Skip any picture you find and retype all the remaining lines exactly.

#### [RECORDS TO USE]
######

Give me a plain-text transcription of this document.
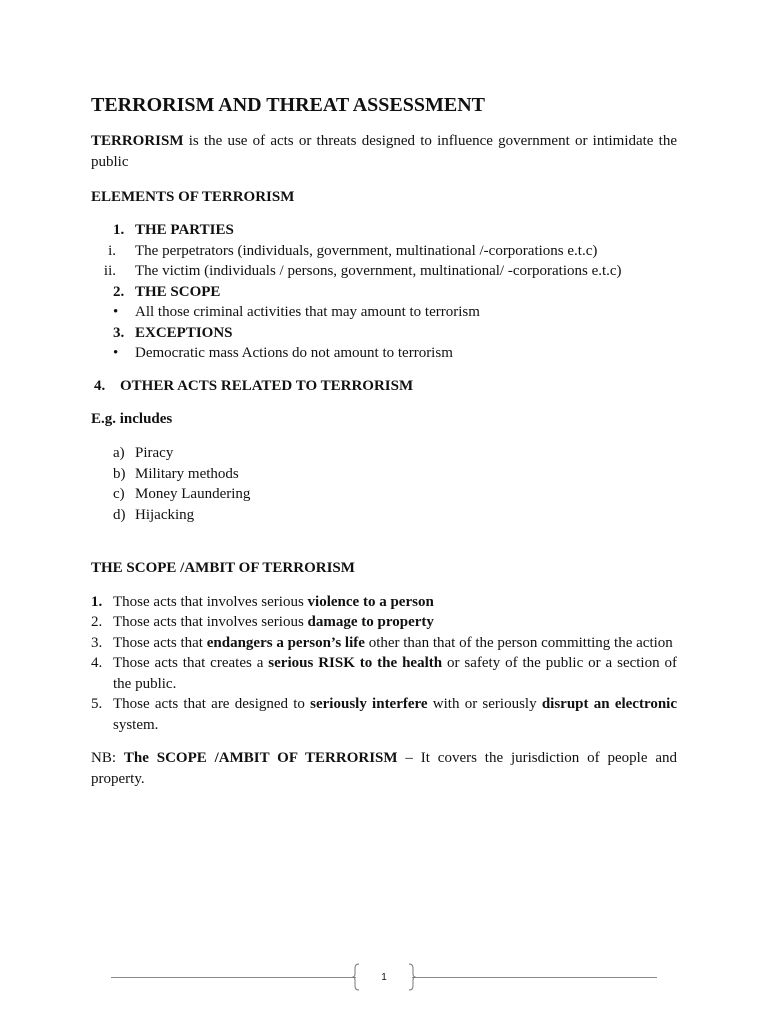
TERRORISM AND THREAT ASSESSMENT
TERRORISM is the use of acts or threats designed to influence government or intimidate the public
ELEMENTS OF TERRORISM
1. THE PARTIES
i. The perpetrators (individuals, government, multinational /-corporations e.t.c)
ii. The victim (individuals / persons, government, multinational/ -corporations e.t.c)
2. THE SCOPE
• All those criminal activities that may amount to terrorism
3. EXCEPTIONS
• Democratic mass Actions do not amount to terrorism
4. OTHER ACTS RELATED TO TERRORISM
E.g. includes
a) Piracy
b) Military methods
c) Money Laundering
d) Hijacking
THE SCOPE /AMBIT OF TERRORISM
1. Those acts that involves serious violence to a person
2. Those acts that involves serious damage to property
3. Those acts that endangers a person’s life other than that of the person committing the action
4. Those acts that creates a serious RISK to the health or safety of the public or a section of the public.
5. Those acts that are designed to seriously interfere with or seriously disrupt an electronic system.
NB: The SCOPE /AMBIT OF TERRORISM – It covers the jurisdiction of people and property.
1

######

#### [THE RESPONSE]
Give me a plain-text transcription of this document.
TERRORISM AND THREAT ASSESSMENT
TERRORISM is the use of acts or threats designed to influence government or intimidate the public
ELEMENTS OF TERRORISM
1. THE PARTIES
i. The perpetrators (individuals, government, multinational /-corporations e.t.c)
ii. The victim (individuals / persons, government, multinational/ -corporations e.t.c)
2. THE SCOPE
• All those criminal activities that may amount to terrorism
3. EXCEPTIONS
• Democratic mass Actions do not amount to terrorism
4. OTHER ACTS RELATED TO TERRORISM
E.g. includes
a) Piracy
b) Military methods
c) Money Laundering
d) Hijacking
THE SCOPE /AMBIT OF TERRORISM
1. Those acts that involves serious violence to a person
2. Those acts that involves serious damage to property
3. Those acts that endangers a person’s life other than that of the person committing the action
4. Those acts that creates a serious RISK to the health or safety of the public or a section of the public.
5. Those acts that are designed to seriously interfere with or seriously disrupt an electronic system.
NB: The SCOPE /AMBIT OF TERRORISM – It covers the jurisdiction of people and property.
1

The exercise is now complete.